■ **GOAL OF THE EXERCISE**: Search the records for "воде". Copy every line where it appears.
[begin MATERIALS PROVIDED]
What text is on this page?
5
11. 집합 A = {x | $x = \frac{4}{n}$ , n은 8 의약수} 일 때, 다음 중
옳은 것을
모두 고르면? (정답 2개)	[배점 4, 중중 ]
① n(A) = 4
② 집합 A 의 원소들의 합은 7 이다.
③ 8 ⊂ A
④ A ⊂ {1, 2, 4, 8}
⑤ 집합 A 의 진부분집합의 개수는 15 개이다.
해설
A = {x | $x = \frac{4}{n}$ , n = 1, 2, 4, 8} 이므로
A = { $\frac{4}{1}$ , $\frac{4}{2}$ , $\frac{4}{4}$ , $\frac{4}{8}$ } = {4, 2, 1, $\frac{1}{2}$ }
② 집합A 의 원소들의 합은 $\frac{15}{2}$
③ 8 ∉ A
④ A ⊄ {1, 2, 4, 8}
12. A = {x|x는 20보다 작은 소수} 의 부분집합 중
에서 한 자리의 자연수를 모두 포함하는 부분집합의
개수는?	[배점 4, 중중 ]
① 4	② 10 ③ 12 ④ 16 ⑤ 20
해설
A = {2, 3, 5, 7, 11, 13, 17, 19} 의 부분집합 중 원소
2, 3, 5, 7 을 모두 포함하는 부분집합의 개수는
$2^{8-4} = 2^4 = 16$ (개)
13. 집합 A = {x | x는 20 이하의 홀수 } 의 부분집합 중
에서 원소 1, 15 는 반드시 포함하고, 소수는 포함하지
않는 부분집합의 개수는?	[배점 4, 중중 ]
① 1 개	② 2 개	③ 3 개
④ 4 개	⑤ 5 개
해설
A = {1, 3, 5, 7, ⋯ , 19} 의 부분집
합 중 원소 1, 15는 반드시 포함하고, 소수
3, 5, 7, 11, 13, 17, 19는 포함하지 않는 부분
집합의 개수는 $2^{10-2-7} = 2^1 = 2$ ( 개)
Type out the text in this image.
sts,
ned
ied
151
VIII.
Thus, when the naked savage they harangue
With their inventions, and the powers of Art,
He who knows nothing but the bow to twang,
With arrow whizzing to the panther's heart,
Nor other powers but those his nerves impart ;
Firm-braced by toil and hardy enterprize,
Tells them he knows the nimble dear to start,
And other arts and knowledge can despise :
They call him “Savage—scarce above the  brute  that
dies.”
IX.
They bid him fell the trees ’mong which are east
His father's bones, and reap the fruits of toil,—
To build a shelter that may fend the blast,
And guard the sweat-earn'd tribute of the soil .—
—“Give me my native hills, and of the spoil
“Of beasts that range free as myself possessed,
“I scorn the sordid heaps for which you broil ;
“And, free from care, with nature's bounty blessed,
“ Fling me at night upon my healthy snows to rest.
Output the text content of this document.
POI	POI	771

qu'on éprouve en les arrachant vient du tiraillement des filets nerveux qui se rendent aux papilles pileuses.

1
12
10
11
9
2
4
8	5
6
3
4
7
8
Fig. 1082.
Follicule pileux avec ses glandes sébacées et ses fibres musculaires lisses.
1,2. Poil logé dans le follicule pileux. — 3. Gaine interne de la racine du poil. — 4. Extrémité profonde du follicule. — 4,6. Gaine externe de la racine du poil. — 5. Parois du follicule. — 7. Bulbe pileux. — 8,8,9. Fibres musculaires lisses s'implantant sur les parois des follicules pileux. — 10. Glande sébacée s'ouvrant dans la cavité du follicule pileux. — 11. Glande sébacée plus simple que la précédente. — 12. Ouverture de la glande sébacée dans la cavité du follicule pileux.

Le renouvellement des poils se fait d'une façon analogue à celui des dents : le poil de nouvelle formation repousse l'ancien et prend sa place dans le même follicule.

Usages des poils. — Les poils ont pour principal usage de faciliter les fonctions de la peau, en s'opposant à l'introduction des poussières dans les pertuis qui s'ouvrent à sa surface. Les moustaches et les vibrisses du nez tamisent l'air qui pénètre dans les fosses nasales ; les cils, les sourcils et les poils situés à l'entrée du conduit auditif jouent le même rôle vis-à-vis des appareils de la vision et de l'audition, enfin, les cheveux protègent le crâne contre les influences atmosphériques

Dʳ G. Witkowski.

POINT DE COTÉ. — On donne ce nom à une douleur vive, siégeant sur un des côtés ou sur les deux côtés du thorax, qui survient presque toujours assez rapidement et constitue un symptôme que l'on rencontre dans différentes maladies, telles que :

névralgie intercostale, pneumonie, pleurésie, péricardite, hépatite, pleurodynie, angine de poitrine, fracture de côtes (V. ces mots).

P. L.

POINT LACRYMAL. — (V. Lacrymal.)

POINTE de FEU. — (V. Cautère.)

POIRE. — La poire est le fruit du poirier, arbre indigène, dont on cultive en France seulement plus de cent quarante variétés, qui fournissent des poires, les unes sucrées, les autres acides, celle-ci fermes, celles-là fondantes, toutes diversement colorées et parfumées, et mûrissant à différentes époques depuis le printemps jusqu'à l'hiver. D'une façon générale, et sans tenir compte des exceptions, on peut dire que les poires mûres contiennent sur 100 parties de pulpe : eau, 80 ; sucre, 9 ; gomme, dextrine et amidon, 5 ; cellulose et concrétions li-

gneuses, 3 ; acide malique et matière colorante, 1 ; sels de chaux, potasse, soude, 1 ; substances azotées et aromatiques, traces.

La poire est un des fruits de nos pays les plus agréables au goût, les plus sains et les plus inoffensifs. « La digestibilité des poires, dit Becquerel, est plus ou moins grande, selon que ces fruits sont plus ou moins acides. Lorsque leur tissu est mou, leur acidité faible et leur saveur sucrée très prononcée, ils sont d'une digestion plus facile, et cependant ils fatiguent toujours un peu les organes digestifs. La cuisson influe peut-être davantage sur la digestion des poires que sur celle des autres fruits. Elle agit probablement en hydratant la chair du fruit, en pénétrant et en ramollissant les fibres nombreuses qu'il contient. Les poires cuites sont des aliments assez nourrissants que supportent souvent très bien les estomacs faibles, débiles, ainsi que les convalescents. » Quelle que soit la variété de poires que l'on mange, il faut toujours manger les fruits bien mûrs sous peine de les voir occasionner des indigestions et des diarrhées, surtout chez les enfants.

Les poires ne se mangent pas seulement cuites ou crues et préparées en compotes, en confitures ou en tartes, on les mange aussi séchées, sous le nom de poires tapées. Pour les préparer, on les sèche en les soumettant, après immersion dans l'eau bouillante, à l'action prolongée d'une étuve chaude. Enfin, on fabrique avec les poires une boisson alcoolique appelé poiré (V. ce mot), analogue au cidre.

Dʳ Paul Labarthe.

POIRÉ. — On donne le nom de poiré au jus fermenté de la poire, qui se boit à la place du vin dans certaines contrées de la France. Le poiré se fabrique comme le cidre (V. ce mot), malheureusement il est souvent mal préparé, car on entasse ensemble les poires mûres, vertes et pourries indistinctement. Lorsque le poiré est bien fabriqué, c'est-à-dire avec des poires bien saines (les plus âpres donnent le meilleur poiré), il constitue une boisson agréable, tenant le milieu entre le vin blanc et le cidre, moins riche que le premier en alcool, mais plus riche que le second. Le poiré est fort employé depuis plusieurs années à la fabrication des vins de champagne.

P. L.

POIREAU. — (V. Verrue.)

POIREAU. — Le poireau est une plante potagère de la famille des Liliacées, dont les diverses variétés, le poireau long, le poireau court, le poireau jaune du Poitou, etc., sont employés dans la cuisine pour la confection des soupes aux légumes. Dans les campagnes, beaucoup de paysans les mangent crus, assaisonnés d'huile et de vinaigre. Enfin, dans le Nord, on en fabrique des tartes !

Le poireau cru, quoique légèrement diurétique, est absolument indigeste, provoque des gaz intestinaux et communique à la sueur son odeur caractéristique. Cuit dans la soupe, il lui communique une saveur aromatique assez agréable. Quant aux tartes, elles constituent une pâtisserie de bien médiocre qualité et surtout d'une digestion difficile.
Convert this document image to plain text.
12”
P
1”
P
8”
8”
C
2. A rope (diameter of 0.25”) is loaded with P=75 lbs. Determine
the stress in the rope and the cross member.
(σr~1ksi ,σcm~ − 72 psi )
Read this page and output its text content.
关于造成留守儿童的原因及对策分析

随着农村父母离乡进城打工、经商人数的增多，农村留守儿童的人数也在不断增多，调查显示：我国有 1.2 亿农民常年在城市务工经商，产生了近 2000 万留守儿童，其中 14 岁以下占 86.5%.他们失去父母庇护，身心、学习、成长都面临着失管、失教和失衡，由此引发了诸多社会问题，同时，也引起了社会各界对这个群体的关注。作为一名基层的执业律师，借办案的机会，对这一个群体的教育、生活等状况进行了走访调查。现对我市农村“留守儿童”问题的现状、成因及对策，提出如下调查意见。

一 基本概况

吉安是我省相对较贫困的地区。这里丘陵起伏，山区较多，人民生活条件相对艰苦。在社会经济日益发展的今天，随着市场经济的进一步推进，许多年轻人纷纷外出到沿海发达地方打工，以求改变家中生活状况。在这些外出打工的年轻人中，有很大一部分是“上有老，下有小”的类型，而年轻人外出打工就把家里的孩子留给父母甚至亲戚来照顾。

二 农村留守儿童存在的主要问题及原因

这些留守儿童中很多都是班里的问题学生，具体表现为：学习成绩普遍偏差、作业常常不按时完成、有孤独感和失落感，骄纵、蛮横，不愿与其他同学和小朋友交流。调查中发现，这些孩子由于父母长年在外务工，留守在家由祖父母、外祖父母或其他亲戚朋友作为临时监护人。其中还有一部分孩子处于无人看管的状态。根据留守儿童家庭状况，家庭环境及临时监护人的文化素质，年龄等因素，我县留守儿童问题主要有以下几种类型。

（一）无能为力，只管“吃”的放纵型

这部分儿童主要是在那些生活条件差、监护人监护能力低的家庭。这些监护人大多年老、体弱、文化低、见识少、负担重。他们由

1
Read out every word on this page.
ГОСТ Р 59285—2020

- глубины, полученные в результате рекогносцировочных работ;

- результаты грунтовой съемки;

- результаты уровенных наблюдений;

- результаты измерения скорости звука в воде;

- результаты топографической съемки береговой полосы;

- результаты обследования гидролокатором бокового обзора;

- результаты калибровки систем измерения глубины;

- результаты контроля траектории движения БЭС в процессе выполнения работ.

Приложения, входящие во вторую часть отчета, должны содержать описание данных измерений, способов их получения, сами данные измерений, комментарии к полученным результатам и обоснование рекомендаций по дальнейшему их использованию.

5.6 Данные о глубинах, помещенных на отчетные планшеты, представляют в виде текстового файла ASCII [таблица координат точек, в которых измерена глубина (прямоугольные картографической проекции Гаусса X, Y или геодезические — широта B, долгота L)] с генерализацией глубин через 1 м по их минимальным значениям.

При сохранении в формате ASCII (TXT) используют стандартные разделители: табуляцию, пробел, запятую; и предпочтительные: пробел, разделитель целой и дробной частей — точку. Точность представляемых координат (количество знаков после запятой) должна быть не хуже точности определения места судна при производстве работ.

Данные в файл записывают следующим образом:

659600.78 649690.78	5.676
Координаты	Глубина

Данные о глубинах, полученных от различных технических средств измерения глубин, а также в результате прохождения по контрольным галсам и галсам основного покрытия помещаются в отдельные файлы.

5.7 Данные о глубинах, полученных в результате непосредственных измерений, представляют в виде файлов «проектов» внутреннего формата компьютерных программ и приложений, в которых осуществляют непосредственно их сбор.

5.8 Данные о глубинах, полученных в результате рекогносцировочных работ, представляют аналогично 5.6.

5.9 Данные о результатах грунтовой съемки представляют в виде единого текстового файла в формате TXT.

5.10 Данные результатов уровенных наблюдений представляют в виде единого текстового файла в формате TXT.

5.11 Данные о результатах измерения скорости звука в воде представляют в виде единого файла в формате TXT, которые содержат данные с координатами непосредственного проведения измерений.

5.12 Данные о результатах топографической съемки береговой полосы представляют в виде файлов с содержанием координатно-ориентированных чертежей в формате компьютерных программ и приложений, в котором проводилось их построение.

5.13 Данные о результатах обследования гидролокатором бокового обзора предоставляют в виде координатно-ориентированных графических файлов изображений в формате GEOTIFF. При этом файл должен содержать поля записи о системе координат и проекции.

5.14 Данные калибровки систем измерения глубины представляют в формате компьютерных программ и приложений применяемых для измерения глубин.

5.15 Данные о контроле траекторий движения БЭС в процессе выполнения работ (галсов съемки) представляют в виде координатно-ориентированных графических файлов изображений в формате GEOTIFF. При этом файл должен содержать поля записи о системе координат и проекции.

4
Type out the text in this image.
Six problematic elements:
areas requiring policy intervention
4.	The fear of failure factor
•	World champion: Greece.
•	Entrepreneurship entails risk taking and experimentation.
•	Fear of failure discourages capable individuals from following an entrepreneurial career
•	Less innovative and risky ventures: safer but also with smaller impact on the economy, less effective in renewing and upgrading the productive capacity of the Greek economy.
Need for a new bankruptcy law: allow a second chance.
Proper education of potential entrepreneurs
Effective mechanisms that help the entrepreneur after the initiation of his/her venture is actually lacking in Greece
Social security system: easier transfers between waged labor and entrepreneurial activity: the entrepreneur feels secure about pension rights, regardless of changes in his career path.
[end MATERIALS PROVIDED]
■ **ANSWER IN FULL**:
- результаты измерения скорости звука в воде;
5.11 Данные о результатах измерения скорости звука в воде представляют в виде единого файла в формате TXT, которые содержат данные с координатами непосредственного проведения измерений.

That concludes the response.